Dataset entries
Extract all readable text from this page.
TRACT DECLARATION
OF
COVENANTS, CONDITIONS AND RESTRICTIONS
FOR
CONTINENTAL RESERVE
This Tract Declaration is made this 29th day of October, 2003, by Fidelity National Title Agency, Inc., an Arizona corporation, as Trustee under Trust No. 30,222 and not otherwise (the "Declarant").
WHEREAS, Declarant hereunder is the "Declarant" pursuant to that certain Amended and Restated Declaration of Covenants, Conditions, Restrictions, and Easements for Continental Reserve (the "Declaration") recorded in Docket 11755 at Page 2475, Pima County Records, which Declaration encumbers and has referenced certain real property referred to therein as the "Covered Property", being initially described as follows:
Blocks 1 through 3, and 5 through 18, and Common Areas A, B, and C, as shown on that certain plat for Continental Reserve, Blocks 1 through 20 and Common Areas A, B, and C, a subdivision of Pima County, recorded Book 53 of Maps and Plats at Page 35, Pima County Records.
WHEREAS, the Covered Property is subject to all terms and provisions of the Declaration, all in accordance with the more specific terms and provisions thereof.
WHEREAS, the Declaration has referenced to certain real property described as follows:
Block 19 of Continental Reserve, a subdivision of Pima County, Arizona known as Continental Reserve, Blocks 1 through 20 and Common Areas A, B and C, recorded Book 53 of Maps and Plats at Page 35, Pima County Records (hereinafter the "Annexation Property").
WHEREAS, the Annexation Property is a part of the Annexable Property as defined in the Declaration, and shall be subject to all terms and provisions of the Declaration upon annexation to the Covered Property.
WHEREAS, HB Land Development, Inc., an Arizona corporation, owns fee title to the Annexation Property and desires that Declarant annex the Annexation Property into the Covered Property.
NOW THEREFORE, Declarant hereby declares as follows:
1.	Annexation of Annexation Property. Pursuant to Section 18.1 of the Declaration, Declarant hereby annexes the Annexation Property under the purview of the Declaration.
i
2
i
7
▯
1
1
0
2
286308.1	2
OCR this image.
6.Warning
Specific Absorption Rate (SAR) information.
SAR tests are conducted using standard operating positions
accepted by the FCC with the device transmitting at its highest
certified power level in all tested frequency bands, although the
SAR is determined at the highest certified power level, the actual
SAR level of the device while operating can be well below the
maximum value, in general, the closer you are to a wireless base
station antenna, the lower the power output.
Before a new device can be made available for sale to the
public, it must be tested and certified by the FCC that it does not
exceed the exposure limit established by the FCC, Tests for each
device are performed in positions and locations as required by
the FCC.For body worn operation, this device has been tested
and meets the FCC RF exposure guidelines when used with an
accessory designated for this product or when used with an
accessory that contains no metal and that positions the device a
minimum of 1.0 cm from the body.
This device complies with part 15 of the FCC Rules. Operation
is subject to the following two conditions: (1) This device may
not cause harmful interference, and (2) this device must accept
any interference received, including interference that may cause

▶ Work to do: Copy all lines from the data that hold the word "tested".

▶ Solution to the problem:
certified power level in all tested frequency bands, although the
public, it must be tested and certified by the FCC that it does not
the FCC.For body worn operation, this device has been tested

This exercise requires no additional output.